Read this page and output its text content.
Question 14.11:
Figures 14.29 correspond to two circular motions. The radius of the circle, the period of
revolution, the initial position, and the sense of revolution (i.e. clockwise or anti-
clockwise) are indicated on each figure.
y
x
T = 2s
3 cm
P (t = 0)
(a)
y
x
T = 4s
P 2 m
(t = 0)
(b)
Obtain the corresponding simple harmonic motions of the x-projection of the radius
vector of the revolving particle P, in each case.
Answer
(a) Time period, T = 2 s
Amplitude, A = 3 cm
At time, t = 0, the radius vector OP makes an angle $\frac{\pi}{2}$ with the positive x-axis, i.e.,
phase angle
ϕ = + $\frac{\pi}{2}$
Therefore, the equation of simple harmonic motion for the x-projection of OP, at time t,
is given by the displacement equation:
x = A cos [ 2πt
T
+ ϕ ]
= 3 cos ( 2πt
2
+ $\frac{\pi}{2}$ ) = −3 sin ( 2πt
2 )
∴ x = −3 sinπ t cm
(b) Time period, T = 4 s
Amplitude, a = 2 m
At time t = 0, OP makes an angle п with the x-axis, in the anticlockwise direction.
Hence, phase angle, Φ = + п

——————————

SHORT PROBLEM:
Retype the listing exactly, in full.

SOLUTION:
Read this page and output its text content.
Question 14.11:
Figures 14.29 correspond to two circular motions. The radius of the circle, the period of
revolution, the initial position, and the sense of revolution (i.e. clockwise or anti-
clockwise) are indicated on each figure.
y
x
T = 2s
3 cm
P (t = 0)
(a)
y
x
T = 4s
P 2 m
(t = 0)
(b)
Obtain the corresponding simple harmonic motions of the x-projection of the radius
vector of the revolving particle P, in each case.
Answer
(a) Time period, T = 2 s
Amplitude, A = 3 cm
At time, t = 0, the radius vector OP makes an angle $\frac{\pi}{2}$ with the positive x-axis, i.e.,
phase angle
ϕ = + $\frac{\pi}{2}$
Therefore, the equation of simple harmonic motion for the x-projection of OP, at time t,
is given by the displacement equation:
x = A cos [ 2πt
T
+ ϕ ]
= 3 cos ( 2πt
2
+ $\frac{\pi}{2}$ ) = −3 sin ( 2πt
2 )
∴ x = −3 sinπ t cm
(b) Time period, T = 4 s
Amplitude, a = 2 m
At time t = 0, OP makes an angle п with the x-axis, in the anticlockwise direction.
Hence, phase angle, Φ = + п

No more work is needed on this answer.